==== Dataset records ====

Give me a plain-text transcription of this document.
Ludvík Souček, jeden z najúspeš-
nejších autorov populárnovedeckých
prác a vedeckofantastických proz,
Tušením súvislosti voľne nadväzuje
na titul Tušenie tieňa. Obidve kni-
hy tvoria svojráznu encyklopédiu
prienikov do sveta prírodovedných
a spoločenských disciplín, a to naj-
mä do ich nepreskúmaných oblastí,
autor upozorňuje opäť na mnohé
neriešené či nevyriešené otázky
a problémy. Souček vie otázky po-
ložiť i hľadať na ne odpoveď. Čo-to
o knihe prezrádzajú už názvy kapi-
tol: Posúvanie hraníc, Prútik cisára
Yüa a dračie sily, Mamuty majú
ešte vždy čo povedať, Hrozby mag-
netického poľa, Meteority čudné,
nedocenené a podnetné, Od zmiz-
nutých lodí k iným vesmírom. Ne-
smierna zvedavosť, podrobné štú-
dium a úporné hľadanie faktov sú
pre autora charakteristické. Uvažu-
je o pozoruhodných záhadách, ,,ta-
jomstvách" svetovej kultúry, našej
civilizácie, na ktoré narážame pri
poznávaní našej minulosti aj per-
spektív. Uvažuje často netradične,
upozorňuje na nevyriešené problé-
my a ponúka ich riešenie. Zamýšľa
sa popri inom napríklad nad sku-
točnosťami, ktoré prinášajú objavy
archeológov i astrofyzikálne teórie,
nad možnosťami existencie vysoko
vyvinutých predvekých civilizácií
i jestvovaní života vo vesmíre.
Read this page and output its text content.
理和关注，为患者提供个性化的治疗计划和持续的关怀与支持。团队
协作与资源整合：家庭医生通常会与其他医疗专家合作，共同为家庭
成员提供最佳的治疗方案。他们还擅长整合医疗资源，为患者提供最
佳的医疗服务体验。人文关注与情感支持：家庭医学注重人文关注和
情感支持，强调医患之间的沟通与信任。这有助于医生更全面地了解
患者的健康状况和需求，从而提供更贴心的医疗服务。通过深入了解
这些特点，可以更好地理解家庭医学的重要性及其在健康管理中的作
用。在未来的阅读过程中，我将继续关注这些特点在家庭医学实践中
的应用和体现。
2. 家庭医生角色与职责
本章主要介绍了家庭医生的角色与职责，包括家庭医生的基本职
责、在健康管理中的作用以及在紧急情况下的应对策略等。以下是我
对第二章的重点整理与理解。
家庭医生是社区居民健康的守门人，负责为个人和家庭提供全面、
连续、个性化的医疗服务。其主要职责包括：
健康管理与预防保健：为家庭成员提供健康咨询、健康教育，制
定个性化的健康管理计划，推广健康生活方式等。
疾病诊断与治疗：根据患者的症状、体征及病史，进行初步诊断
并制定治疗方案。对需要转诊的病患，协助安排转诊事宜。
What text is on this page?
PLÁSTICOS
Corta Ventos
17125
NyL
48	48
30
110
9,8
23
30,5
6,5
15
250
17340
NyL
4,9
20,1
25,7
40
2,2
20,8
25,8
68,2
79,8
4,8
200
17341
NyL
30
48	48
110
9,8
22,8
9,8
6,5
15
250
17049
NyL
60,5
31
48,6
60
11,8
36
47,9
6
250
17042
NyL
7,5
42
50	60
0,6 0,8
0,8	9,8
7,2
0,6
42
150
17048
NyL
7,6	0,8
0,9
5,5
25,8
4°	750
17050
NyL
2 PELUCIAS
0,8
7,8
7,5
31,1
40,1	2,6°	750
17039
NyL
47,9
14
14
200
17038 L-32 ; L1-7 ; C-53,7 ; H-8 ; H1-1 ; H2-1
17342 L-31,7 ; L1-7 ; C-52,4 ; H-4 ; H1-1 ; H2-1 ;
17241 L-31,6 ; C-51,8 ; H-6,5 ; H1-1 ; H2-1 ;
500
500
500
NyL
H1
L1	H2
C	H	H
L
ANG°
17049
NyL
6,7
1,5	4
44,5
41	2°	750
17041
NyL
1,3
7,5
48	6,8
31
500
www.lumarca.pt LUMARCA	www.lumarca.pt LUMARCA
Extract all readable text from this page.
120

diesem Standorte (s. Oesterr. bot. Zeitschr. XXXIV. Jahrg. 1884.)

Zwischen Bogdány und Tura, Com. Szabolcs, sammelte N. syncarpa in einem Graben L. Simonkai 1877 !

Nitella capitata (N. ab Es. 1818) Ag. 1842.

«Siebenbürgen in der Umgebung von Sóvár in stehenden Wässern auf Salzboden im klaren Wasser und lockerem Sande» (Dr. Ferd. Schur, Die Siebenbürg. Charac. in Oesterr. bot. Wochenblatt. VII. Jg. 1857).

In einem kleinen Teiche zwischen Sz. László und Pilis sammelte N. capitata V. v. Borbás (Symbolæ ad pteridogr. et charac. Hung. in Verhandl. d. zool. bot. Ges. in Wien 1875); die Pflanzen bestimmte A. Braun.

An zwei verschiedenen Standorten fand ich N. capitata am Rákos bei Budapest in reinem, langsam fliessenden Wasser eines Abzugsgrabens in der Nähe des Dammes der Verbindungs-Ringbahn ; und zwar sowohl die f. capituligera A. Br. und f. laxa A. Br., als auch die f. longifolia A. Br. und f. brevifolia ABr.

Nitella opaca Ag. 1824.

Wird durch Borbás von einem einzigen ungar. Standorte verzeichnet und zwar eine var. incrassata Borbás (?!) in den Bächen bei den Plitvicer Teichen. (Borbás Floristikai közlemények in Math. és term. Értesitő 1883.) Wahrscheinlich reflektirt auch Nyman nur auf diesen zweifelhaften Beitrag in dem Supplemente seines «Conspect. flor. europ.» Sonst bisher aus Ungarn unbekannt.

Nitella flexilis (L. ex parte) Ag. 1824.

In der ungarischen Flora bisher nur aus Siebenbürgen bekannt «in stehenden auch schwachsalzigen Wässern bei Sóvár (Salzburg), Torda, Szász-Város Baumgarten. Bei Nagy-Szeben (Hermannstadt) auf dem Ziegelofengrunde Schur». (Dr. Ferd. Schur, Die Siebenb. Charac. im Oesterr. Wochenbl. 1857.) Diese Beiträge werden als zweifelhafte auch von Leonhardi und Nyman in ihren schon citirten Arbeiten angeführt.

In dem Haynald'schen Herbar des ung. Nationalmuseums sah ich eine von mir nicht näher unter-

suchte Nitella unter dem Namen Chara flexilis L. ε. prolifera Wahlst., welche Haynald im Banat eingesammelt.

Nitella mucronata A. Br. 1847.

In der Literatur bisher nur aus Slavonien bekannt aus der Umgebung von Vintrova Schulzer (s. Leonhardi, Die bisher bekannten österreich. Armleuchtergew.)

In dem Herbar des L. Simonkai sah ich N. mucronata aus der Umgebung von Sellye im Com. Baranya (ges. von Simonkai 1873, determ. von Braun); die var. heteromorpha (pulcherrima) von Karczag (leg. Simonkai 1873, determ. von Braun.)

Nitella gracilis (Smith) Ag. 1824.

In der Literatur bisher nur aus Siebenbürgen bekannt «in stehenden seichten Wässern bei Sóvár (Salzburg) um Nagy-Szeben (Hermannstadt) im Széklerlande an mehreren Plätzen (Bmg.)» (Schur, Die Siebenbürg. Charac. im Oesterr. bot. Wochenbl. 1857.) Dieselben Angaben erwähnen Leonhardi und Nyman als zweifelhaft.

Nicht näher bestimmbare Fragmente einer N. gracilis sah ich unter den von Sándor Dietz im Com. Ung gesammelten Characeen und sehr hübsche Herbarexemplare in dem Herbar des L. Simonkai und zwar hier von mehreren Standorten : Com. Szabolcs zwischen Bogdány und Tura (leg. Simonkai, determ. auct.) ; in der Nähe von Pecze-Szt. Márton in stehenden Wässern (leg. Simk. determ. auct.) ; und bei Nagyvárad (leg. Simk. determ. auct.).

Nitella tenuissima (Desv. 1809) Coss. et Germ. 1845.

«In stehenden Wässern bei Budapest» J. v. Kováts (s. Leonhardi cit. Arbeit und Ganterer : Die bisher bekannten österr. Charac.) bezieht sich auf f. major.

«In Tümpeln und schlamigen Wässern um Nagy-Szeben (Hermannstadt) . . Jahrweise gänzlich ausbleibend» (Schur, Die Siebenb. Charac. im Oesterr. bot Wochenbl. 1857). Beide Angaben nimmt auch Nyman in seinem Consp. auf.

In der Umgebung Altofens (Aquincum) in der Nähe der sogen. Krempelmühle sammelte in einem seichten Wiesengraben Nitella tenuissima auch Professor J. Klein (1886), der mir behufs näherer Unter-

====

Say, as a bare number, how many lines in the entries above include the string "this".

• Result of the task
4